Your task: Your task is to print every entry below exactly as given.

Source data

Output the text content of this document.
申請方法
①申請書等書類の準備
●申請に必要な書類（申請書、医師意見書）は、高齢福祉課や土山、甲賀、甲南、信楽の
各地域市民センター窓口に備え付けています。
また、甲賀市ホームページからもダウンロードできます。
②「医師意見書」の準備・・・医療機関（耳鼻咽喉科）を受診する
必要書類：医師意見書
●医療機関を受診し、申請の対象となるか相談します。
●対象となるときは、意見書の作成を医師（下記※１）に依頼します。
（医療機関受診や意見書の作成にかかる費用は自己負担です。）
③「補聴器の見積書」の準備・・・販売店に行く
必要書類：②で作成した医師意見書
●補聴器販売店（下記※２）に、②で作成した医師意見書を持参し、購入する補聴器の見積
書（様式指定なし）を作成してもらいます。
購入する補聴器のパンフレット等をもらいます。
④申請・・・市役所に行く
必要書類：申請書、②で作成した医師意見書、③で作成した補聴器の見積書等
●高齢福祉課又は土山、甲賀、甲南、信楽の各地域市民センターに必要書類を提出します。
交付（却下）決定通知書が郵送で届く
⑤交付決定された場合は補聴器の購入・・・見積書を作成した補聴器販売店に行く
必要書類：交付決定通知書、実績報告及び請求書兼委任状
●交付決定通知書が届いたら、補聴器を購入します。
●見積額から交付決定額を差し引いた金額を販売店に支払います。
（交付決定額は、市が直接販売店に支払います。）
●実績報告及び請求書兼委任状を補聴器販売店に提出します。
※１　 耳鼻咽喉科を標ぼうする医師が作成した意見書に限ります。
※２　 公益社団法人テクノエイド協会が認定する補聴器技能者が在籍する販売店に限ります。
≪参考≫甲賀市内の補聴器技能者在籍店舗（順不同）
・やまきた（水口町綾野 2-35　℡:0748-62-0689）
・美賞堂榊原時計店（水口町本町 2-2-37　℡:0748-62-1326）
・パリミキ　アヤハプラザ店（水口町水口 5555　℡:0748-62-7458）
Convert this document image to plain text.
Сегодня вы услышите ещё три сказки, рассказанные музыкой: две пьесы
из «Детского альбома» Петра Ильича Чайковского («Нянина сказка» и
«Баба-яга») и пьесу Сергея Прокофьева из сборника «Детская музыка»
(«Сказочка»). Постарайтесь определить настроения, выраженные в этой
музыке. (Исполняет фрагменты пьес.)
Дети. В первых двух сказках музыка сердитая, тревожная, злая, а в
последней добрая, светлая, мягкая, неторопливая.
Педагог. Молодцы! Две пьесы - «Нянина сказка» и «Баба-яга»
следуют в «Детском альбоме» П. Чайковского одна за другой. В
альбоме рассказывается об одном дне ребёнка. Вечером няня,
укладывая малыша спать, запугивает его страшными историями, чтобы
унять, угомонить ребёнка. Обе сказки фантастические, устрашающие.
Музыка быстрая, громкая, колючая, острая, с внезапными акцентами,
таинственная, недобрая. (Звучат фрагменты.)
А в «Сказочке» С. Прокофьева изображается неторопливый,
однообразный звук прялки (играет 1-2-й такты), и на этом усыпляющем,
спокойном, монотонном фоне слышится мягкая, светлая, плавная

Solved problem:
Output the text content of this document.
申請方法
①申請書等書類の準備
●申請に必要な書類（申請書、医師意見書）は、高齢福祉課や土山、甲賀、甲南、信楽の
各地域市民センター窓口に備え付けています。
また、甲賀市ホームページからもダウンロードできます。
②「医師意見書」の準備・・・医療機関（耳鼻咽喉科）を受診する
必要書類：医師意見書
●医療機関を受診し、申請の対象となるか相談します。
●対象となるときは、意見書の作成を医師（下記※１）に依頼します。
（医療機関受診や意見書の作成にかかる費用は自己負担です。）
③「補聴器の見積書」の準備・・・販売店に行く
必要書類：②で作成した医師意見書
●補聴器販売店（下記※２）に、②で作成した医師意見書を持参し、購入する補聴器の見積
書（様式指定なし）を作成してもらいます。
購入する補聴器のパンフレット等をもらいます。
④申請・・・市役所に行く
必要書類：申請書、②で作成した医師意見書、③で作成した補聴器の見積書等
●高齢福祉課又は土山、甲賀、甲南、信楽の各地域市民センターに必要書類を提出します。
交付（却下）決定通知書が郵送で届く
⑤交付決定された場合は補聴器の購入・・・見積書を作成した補聴器販売店に行く
必要書類：交付決定通知書、実績報告及び請求書兼委任状
●交付決定通知書が届いたら、補聴器を購入します。
●見積額から交付決定額を差し引いた金額を販売店に支払います。
（交付決定額は、市が直接販売店に支払います。）
●実績報告及び請求書兼委任状を補聴器販売店に提出します。
※１　 耳鼻咽喉科を標ぼうする医師が作成した意見書に限ります。
※２　 公益社団法人テクノエイド協会が認定する補聴器技能者が在籍する販売店に限ります。
≪参考≫甲賀市内の補聴器技能者在籍店舗（順不同）
・やまきた（水口町綾野 2-35　℡:0748-62-0689）
・美賞堂榊原時計店（水口町本町 2-2-37　℡:0748-62-1326）
・パリミキ　アヤハプラザ店（水口町水口 5555　℡:0748-62-7458）
Convert this document image to plain text.
Сегодня вы услышите ещё три сказки, рассказанные музыкой: две пьесы
из «Детского альбома» Петра Ильича Чайковского («Нянина сказка» и
«Баба-яга») и пьесу Сергея Прокофьева из сборника «Детская музыка»
(«Сказочка»). Постарайтесь определить настроения, выраженные в этой
музыке. (Исполняет фрагменты пьес.)
Дети. В первых двух сказках музыка сердитая, тревожная, злая, а в
последней добрая, светлая, мягкая, неторопливая.
Педагог. Молодцы! Две пьесы - «Нянина сказка» и «Баба-яга»
следуют в «Детском альбоме» П. Чайковского одна за другой. В
альбоме рассказывается об одном дне ребёнка. Вечером няня,
укладывая малыша спать, запугивает его страшными историями, чтобы
унять, угомонить ребёнка. Обе сказки фантастические, устрашающие.
Музыка быстрая, громкая, колючая, острая, с внезапными акцентами,
таинственная, недобрая. (Звучат фрагменты.)
А в «Сказочке» С. Прокофьева изображается неторопливый,
однообразный звук прялки (играет 1-2-й такты), и на этом усыпляющем,
спокойном, монотонном фоне слышится мягкая, светлая, плавная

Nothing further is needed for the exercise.